> Dataset rows about figures
* START *

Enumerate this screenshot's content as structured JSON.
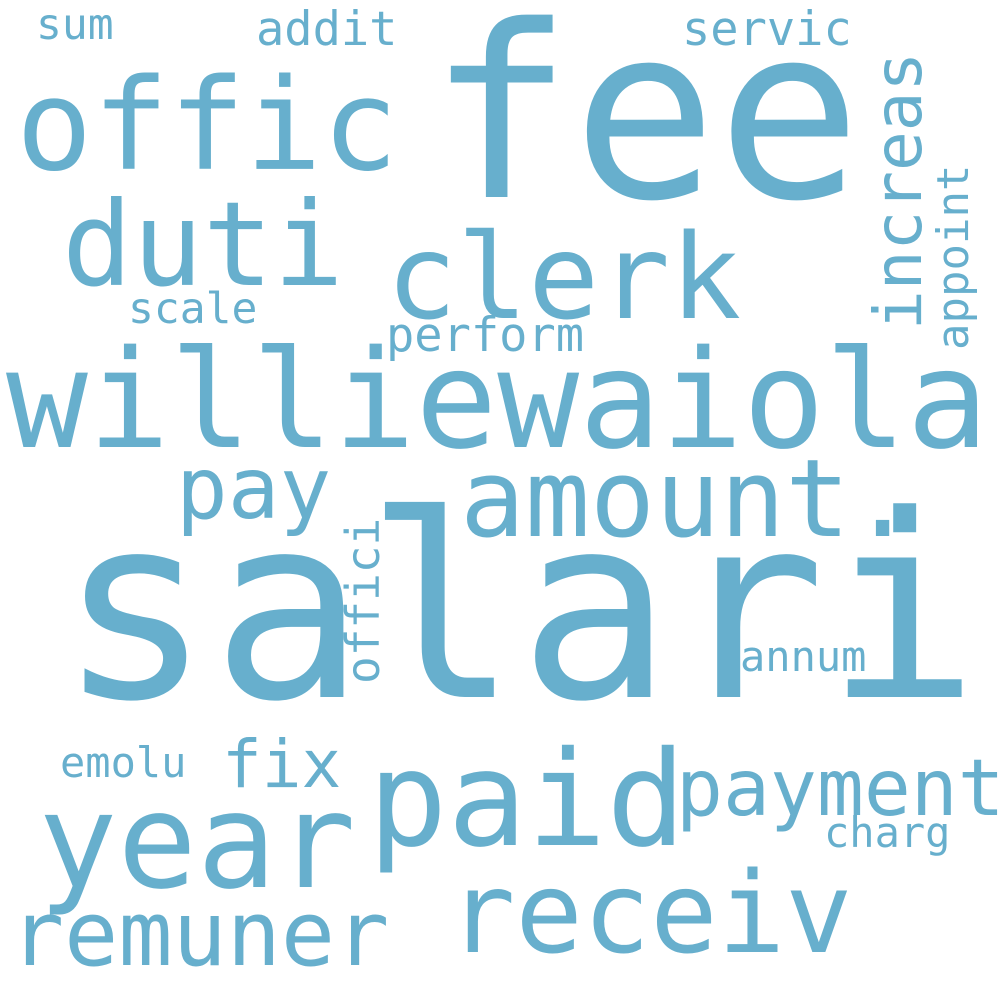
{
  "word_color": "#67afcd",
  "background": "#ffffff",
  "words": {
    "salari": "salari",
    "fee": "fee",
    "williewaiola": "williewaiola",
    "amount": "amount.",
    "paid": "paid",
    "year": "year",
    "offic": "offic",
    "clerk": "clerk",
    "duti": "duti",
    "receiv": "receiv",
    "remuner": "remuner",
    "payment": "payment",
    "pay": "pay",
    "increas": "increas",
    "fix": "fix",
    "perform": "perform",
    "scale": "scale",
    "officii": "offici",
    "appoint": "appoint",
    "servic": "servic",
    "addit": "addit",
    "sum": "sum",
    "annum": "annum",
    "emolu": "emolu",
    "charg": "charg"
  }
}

* END *

> Given problem
Reproduce the records above exactly, leaving out every picture they contain.

> Solution to the problem
Enumerate this screenshot's content as structured JSON.
{
  "word_color": "#67afcd",
  "background": "#ffffff",
  "words": {
    "salari": "salari",
    "fee": "fee",
    "williewaiola": "williewaiola",
    "amount": "amount.",
    "paid": "paid",
    "year": "year",
    "offic": "offic",
    "clerk": "clerk",
    "duti": "duti",
    "receiv": "receiv",
    "remuner": "remuner",
    "payment": "payment",
    "pay": "pay",
    "increas": "increas",
    "fix": "fix",
    "perform": "perform",
    "scale": "scale",
    "officii": "offici",
    "appoint": "appoint",
    "servic": "servic",
    "addit": "addit",
    "sum": "sum",
    "annum": "annum",
    "emolu": "emolu",
    "charg": "charg"
  }
}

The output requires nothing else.